**Goal**
Keep only those lines of the records that include the string "tundra".

**Input records**
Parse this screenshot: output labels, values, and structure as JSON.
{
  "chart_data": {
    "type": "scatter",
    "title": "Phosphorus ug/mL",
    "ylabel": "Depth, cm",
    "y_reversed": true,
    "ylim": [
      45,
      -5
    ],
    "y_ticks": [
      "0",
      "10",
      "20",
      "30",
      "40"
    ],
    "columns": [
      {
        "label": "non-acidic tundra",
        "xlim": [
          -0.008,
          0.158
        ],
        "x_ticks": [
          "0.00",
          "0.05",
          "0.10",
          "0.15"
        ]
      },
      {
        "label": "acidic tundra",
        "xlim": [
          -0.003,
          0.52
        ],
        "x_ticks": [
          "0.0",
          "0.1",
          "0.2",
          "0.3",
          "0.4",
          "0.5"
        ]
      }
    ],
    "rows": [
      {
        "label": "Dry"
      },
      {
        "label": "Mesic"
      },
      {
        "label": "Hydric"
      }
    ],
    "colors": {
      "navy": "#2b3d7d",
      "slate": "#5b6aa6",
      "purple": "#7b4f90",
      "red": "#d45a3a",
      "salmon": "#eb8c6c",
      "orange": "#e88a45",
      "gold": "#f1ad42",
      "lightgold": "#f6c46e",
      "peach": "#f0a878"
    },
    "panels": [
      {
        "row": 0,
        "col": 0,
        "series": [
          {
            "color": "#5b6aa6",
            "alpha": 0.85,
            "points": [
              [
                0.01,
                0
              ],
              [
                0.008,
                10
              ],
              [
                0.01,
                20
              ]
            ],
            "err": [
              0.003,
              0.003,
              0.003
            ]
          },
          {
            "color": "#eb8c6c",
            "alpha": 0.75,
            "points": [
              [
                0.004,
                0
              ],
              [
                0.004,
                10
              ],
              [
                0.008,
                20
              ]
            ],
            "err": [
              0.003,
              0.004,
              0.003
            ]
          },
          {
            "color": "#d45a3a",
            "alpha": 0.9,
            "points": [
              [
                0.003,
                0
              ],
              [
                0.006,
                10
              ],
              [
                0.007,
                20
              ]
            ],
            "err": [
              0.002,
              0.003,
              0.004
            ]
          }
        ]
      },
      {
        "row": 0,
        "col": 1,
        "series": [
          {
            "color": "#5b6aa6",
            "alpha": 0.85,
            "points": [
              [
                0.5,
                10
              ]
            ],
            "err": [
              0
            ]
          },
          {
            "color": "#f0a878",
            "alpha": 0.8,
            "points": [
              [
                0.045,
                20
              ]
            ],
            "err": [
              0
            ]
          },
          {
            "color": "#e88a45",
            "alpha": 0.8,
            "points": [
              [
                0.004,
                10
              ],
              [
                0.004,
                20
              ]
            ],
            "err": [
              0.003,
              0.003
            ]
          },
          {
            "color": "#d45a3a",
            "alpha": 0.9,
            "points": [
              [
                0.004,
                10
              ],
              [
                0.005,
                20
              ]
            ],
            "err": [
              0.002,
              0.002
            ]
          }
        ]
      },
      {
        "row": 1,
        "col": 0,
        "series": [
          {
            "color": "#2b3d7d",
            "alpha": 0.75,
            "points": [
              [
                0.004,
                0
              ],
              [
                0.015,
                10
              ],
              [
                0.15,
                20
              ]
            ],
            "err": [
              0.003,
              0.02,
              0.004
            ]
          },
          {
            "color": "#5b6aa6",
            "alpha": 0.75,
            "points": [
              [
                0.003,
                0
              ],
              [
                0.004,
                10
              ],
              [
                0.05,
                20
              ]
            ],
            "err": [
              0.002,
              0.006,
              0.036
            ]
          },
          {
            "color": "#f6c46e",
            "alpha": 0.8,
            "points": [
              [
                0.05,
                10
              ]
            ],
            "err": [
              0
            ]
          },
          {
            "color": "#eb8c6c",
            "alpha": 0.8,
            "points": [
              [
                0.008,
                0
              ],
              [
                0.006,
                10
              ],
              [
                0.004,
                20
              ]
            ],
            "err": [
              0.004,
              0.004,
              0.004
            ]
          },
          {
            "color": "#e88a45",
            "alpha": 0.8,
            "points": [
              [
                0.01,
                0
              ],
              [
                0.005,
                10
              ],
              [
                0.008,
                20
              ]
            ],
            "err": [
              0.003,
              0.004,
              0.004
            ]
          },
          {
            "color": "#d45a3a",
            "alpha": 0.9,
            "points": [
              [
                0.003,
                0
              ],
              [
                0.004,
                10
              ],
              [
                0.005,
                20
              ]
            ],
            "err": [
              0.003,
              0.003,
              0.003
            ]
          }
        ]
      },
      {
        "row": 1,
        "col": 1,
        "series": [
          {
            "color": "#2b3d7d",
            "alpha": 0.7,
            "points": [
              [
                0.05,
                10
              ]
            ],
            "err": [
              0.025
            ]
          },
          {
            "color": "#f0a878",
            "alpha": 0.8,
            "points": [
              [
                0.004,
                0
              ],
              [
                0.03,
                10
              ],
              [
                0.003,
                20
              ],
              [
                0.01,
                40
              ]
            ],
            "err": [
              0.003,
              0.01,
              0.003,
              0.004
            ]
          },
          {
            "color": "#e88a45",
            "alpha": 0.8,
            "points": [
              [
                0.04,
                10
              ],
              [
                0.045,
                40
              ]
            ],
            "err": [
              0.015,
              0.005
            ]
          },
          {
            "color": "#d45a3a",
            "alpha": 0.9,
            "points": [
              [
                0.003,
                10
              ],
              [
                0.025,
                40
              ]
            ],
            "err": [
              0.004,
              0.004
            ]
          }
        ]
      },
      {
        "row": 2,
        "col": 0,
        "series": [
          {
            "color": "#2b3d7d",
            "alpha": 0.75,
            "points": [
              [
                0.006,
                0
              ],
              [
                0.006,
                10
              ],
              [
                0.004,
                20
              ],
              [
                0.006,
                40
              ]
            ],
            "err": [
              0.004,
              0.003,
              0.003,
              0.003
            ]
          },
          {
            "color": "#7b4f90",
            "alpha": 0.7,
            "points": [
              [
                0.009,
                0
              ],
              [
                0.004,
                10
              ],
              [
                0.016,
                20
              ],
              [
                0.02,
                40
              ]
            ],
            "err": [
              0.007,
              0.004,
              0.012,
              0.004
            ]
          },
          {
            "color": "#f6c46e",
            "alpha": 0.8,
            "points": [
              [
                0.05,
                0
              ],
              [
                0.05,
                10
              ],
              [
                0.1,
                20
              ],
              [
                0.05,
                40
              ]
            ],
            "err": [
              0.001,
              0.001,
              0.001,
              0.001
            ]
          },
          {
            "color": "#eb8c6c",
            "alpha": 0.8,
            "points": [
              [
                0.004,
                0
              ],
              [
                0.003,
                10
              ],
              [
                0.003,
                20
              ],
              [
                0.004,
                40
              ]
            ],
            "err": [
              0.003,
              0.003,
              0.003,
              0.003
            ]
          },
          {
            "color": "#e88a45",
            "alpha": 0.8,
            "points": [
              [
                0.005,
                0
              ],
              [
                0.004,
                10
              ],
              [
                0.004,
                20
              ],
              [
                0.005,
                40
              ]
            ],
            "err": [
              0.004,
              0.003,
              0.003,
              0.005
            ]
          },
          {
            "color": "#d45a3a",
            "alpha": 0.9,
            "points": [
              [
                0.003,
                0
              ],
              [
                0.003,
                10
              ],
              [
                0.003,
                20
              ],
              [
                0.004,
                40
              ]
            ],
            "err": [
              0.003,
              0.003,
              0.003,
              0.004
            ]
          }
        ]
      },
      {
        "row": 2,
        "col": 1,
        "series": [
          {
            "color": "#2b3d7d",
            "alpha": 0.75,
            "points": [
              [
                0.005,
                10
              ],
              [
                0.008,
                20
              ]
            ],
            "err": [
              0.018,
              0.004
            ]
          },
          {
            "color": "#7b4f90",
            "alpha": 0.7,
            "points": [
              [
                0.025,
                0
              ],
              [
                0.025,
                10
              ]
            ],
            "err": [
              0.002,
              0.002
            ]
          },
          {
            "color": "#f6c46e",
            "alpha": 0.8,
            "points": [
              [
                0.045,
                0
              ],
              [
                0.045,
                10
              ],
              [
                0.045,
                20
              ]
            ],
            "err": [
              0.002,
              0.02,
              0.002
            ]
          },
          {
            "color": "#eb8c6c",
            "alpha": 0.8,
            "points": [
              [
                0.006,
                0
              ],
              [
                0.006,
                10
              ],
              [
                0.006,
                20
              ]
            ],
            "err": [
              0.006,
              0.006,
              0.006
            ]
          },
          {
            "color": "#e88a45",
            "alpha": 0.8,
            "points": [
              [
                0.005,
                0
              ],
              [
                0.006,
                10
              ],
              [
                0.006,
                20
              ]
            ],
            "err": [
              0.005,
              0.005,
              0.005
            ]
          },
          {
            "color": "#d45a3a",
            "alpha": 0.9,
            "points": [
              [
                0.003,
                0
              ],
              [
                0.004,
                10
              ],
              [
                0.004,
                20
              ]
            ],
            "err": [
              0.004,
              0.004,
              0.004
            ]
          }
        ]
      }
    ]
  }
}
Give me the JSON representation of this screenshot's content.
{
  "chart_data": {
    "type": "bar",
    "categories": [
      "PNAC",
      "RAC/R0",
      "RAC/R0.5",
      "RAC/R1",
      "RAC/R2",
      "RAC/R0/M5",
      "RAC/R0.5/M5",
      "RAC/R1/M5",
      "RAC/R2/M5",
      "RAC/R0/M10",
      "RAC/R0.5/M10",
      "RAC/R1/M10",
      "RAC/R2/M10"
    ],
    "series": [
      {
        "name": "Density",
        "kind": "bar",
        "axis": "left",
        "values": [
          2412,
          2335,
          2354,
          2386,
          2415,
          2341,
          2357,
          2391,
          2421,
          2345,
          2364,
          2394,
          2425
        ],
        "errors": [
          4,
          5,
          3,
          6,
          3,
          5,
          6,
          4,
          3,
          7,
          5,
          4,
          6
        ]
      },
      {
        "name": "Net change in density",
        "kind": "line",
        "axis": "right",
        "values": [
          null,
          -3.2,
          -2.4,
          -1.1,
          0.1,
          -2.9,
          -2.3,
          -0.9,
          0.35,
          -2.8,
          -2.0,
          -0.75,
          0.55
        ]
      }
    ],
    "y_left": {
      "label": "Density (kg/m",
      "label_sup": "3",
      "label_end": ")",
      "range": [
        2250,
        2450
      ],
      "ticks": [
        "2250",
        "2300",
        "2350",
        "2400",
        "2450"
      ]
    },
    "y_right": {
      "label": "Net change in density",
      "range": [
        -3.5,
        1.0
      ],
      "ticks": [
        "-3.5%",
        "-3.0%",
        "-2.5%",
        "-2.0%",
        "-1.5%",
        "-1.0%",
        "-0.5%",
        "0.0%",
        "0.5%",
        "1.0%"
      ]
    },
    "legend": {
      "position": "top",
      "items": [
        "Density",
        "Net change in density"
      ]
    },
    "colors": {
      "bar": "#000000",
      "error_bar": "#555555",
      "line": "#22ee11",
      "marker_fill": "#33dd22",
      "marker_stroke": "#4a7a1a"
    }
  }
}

**Complete response**
        "label": "non-acidic tundra",
        "label": "acidic tundra",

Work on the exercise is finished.